[Data entries]
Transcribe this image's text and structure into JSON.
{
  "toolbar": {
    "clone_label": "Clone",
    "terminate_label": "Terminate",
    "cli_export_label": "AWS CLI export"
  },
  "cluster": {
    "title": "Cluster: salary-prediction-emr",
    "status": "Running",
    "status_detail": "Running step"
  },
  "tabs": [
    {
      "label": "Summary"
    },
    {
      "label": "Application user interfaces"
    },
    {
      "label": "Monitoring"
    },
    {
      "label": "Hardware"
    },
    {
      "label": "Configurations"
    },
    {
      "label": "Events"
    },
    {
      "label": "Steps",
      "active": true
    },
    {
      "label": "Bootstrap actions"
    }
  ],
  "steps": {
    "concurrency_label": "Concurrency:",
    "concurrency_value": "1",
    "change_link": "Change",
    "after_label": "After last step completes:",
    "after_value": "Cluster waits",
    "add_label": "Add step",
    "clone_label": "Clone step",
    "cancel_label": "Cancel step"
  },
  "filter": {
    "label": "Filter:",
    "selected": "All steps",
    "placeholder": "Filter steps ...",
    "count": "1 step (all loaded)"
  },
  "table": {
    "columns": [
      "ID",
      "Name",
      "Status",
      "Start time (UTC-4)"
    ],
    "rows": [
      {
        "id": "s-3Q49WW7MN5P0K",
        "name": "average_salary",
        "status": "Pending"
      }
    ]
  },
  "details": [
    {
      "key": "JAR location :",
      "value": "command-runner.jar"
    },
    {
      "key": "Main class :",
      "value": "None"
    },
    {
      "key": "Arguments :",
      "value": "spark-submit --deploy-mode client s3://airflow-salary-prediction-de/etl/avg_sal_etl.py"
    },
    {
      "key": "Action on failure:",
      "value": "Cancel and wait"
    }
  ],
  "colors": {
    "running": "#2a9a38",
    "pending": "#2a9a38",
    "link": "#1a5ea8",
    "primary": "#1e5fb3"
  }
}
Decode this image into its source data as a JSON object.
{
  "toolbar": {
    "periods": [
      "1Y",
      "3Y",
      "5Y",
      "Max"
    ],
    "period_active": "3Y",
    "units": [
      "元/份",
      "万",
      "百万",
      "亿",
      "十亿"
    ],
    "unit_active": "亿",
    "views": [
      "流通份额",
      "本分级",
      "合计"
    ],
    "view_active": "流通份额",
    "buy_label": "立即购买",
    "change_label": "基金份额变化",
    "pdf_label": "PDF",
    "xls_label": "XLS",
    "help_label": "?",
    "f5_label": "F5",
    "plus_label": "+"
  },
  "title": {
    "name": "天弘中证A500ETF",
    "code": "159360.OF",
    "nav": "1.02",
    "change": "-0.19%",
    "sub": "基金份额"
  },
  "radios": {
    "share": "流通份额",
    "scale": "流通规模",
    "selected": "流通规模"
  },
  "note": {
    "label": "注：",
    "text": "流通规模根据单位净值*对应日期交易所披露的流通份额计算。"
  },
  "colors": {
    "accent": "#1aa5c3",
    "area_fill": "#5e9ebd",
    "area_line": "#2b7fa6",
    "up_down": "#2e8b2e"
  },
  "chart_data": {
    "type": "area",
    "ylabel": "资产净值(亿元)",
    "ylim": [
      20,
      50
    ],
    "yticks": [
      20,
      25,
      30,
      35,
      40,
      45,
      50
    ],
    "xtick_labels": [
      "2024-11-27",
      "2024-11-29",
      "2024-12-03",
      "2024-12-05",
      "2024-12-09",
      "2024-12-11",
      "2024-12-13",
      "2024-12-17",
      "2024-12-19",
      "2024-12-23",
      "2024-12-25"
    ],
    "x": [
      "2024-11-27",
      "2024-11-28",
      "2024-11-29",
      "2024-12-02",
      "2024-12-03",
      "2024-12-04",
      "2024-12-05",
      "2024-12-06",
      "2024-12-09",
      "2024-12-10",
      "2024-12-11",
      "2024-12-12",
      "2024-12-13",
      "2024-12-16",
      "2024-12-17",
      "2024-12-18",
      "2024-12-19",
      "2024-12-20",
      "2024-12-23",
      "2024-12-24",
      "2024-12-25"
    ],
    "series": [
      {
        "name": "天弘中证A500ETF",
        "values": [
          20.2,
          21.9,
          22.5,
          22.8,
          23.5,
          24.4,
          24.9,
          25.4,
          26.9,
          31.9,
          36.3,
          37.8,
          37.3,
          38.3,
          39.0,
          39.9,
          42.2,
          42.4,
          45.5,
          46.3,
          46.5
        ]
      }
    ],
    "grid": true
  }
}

◆ Instructions for the task
Repeat the records above in full, character for character.

◆ Worked answer
Transcribe this image's text and structure into JSON.
{
  "toolbar": {
    "clone_label": "Clone",
    "terminate_label": "Terminate",
    "cli_export_label": "AWS CLI export"
  },
  "cluster": {
    "title": "Cluster: salary-prediction-emr",
    "status": "Running",
    "status_detail": "Running step"
  },
  "tabs": [
    {
      "label": "Summary"
    },
    {
      "label": "Application user interfaces"
    },
    {
      "label": "Monitoring"
    },
    {
      "label": "Hardware"
    },
    {
      "label": "Configurations"
    },
    {
      "label": "Events"
    },
    {
      "label": "Steps",
      "active": true
    },
    {
      "label": "Bootstrap actions"
    }
  ],
  "steps": {
    "concurrency_label": "Concurrency:",
    "concurrency_value": "1",
    "change_link": "Change",
    "after_label": "After last step completes:",
    "after_value": "Cluster waits",
    "add_label": "Add step",
    "clone_label": "Clone step",
    "cancel_label": "Cancel step"
  },
  "filter": {
    "label": "Filter:",
    "selected": "All steps",
    "placeholder": "Filter steps ...",
    "count": "1 step (all loaded)"
  },
  "table": {
    "columns": [
      "ID",
      "Name",
      "Status",
      "Start time (UTC-4)"
    ],
    "rows": [
      {
        "id": "s-3Q49WW7MN5P0K",
        "name": "average_salary",
        "status": "Pending"
      }
    ]
  },
  "details": [
    {
      "key": "JAR location :",
      "value": "command-runner.jar"
    },
    {
      "key": "Main class :",
      "value": "None"
    },
    {
      "key": "Arguments :",
      "value": "spark-submit --deploy-mode client s3://airflow-salary-prediction-de/etl/avg_sal_etl.py"
    },
    {
      "key": "Action on failure:",
      "value": "Cancel and wait"
    }
  ],
  "colors": {
    "running": "#2a9a38",
    "pending": "#2a9a38",
    "link": "#1a5ea8",
    "primary": "#1e5fb3"
  }
}
Decode this image into its source data as a JSON object.
{
  "toolbar": {
    "periods": [
      "1Y",
      "3Y",
      "5Y",
      "Max"
    ],
    "period_active": "3Y",
    "units": [
      "元/份",
      "万",
      "百万",
      "亿",
      "十亿"
    ],
    "unit_active": "亿",
    "views": [
      "流通份额",
      "本分级",
      "合计"
    ],
    "view_active": "流通份额",
    "buy_label": "立即购买",
    "change_label": "基金份额变化",
    "pdf_label": "PDF",
    "xls_label": "XLS",
    "help_label": "?",
    "f5_label": "F5",
    "plus_label": "+"
  },
  "title": {
    "name": "天弘中证A500ETF",
    "code": "159360.OF",
    "nav": "1.02",
    "change": "-0.19%",
    "sub": "基金份额"
  },
  "radios": {
    "share": "流通份额",
    "scale": "流通规模",
    "selected": "流通规模"
  },
  "note": {
    "label": "注：",
    "text": "流通规模根据单位净值*对应日期交易所披露的流通份额计算。"
  },
  "colors": {
    "accent": "#1aa5c3",
    "area_fill": "#5e9ebd",
    "area_line": "#2b7fa6",
    "up_down": "#2e8b2e"
  },
  "chart_data": {
    "type": "area",
    "ylabel": "资产净值(亿元)",
    "ylim": [
      20,
      50
    ],
    "yticks": [
      20,
      25,
      30,
      35,
      40,
      45,
      50
    ],
    "xtick_labels": [
      "2024-11-27",
      "2024-11-29",
      "2024-12-03",
      "2024-12-05",
      "2024-12-09",
      "2024-12-11",
      "2024-12-13",
      "2024-12-17",
      "2024-12-19",
      "2024-12-23",
      "2024-12-25"
    ],
    "x": [
      "2024-11-27",
      "2024-11-28",
      "2024-11-29",
      "2024-12-02",
      "2024-12-03",
      "2024-12-04",
      "2024-12-05",
      "2024-12-06",
      "2024-12-09",
      "2024-12-10",
      "2024-12-11",
      "2024-12-12",
      "2024-12-13",
      "2024-12-16",
      "2024-12-17",
      "2024-12-18",
      "2024-12-19",
      "2024-12-20",
      "2024-12-23",
      "2024-12-24",
      "2024-12-25"
    ],
    "series": [
      {
        "name": "天弘中证A500ETF",
        "values": [
          20.2,
          21.9,
          22.5,
          22.8,
          23.5,
          24.4,
          24.9,
          25.4,
          26.9,
          31.9,
          36.3,
          37.8,
          37.3,
          38.3,
          39.0,
          39.9,
          42.2,
          42.4,
          45.5,
          46.3,
          46.5
        ]
      }
    ],
    "grid": true
  }
}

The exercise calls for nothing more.